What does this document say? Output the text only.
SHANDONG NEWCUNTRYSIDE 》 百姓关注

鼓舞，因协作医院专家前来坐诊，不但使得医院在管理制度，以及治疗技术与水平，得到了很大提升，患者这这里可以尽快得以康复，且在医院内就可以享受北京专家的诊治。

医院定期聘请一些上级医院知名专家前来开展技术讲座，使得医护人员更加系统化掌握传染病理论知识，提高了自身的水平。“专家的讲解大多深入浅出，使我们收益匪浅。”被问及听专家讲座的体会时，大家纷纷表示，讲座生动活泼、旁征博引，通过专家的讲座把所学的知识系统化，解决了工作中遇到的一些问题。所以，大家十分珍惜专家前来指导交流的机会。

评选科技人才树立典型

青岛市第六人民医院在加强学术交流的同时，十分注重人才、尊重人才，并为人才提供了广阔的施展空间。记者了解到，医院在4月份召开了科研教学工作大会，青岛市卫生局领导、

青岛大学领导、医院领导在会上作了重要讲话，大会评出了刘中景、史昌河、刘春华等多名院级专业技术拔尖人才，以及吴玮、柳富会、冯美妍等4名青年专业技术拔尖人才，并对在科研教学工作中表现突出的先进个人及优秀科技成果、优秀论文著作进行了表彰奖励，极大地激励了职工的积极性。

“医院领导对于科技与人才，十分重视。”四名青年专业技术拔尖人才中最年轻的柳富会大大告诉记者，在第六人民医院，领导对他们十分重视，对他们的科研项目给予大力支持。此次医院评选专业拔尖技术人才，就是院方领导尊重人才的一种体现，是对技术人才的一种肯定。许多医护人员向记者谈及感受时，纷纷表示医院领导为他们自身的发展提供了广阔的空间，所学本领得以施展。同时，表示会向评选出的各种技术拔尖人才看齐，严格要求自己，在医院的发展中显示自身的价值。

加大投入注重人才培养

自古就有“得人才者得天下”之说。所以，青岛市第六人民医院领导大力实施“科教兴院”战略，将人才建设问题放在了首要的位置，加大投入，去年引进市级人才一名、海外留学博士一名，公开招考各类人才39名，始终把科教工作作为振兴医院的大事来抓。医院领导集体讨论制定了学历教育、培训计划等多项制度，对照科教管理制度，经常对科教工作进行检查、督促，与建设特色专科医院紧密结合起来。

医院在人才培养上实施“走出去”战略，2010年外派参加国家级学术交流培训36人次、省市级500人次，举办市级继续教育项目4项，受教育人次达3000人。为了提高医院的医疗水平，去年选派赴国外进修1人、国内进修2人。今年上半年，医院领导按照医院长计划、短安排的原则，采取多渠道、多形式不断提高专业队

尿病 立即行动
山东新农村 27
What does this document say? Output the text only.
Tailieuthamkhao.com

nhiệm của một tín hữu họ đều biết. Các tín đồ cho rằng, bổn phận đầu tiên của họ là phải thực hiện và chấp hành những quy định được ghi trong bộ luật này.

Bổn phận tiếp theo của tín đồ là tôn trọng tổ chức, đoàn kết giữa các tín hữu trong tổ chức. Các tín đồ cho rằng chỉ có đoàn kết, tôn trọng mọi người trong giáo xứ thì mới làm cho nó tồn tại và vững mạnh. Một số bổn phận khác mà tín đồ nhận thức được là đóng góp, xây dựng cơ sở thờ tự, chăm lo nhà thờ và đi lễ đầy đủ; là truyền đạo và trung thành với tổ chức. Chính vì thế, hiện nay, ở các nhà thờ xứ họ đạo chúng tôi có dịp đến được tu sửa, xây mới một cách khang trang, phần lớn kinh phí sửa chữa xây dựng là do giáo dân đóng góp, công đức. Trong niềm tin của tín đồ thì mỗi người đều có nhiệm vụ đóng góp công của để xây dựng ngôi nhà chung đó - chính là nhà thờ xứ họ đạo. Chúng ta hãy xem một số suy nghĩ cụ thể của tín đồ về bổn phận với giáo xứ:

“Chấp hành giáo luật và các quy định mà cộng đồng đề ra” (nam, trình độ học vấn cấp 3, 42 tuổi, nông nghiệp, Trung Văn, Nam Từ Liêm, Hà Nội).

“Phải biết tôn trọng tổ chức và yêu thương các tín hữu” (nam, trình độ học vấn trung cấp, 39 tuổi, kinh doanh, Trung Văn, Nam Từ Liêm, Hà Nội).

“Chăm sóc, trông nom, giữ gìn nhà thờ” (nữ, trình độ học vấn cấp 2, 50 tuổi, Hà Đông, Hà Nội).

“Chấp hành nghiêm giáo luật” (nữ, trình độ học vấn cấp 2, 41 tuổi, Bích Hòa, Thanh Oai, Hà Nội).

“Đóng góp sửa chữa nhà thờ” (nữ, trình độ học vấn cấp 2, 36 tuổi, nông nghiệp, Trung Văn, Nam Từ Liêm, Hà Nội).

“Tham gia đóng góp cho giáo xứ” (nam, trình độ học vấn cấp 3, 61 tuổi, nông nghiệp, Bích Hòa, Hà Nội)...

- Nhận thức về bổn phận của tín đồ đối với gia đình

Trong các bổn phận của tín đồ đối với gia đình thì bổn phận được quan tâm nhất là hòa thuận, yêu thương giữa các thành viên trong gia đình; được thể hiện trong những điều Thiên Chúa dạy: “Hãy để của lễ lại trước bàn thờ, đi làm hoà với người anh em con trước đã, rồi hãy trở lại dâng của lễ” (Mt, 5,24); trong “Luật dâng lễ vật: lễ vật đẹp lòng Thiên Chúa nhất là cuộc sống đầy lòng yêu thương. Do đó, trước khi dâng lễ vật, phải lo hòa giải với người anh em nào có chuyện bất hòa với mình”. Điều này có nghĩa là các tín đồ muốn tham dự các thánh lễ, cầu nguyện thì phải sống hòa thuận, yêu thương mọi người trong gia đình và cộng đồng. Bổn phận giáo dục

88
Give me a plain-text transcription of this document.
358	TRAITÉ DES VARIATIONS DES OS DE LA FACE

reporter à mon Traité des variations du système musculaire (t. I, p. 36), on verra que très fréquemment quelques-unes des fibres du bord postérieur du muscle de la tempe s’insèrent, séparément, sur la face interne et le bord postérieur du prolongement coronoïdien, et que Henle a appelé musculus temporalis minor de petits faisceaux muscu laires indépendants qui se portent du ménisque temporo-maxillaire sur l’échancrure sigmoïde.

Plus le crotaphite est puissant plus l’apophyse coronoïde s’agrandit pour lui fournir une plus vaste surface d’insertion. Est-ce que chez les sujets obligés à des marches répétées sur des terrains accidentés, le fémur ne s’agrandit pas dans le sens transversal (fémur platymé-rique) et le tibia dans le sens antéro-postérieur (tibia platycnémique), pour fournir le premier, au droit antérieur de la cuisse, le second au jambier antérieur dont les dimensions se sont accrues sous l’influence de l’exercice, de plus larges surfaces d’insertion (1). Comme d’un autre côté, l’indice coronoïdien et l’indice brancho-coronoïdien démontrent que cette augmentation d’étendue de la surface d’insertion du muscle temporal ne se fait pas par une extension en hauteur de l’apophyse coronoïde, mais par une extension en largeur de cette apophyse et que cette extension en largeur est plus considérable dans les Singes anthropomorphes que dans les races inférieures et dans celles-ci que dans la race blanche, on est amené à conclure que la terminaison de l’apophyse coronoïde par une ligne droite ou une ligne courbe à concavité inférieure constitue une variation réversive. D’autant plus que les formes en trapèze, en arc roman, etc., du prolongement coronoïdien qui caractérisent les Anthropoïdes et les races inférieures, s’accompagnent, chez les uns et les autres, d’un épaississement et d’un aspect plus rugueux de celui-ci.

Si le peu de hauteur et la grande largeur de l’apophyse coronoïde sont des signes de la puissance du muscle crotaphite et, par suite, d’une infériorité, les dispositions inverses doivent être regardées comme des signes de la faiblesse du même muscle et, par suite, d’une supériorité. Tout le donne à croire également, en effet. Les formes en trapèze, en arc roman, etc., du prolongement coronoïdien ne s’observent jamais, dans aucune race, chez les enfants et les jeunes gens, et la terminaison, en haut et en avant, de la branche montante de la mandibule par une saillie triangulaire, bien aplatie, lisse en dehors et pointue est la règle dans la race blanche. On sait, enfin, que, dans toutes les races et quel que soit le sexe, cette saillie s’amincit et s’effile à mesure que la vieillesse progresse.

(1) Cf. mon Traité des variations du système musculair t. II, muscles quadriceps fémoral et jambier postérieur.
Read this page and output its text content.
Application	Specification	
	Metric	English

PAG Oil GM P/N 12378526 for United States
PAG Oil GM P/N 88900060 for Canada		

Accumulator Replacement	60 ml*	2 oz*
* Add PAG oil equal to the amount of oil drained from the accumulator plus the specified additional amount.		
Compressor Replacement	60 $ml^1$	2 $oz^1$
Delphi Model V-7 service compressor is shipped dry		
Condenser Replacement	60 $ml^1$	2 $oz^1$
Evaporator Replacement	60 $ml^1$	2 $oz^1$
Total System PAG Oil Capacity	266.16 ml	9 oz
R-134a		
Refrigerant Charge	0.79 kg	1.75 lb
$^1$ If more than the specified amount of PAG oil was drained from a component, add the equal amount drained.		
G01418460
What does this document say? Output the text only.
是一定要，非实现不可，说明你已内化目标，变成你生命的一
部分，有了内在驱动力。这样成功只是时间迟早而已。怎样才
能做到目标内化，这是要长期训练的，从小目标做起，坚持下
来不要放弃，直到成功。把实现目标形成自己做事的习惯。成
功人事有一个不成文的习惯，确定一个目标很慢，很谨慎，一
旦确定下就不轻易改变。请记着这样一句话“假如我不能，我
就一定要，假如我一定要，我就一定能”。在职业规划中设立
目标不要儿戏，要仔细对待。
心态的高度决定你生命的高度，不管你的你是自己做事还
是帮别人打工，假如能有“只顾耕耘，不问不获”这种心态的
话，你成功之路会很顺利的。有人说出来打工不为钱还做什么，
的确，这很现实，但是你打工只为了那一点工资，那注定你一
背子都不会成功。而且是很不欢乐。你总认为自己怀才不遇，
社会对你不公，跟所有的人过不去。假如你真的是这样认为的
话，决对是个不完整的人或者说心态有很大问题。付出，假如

****

YOUR TASK | Filter the records above for "kinh" and copy every matching line.

COMPLETE RESPONSE |
Bổn phận tiếp theo của tín đồ là tôn trọng tổ chức, đoàn kết giữa các tín hữu trong tổ chức. Các tín đồ cho rằng chỉ có đoàn kết, tôn trọng mọi người trong giáo xứ thì mới làm cho nó tồn tại và vững mạnh. Một số bổn phận khác mà tín đồ nhận thức được là đóng góp, xây dựng cơ sở thờ tự, chăm lo nhà thờ và đi lễ đầy đủ; là truyền đạo và trung thành với tổ chức. Chính vì thế, hiện nay, ở các nhà thờ xứ họ đạo chúng tôi có dịp đến được tu sửa, xây mới một cách khang trang, phần lớn kinh phí sửa chữa xây dựng là do giáo dân đóng góp, công đức. Trong niềm tin của tín đồ thì mỗi người đều có nhiệm vụ đóng góp công của để xây dựng ngôi nhà chung đó - chính là nhà thờ xứ họ đạo. Chúng ta hãy xem một số suy nghĩ cụ thể của tín đồ về bổn phận với giáo xứ:
“Phải biết tôn trọng tổ chức và yêu thương các tín hữu” (nam, trình độ học vấn trung cấp, 39 tuổi, kinh doanh, Trung Văn, Nam Từ Liêm, Hà Nội).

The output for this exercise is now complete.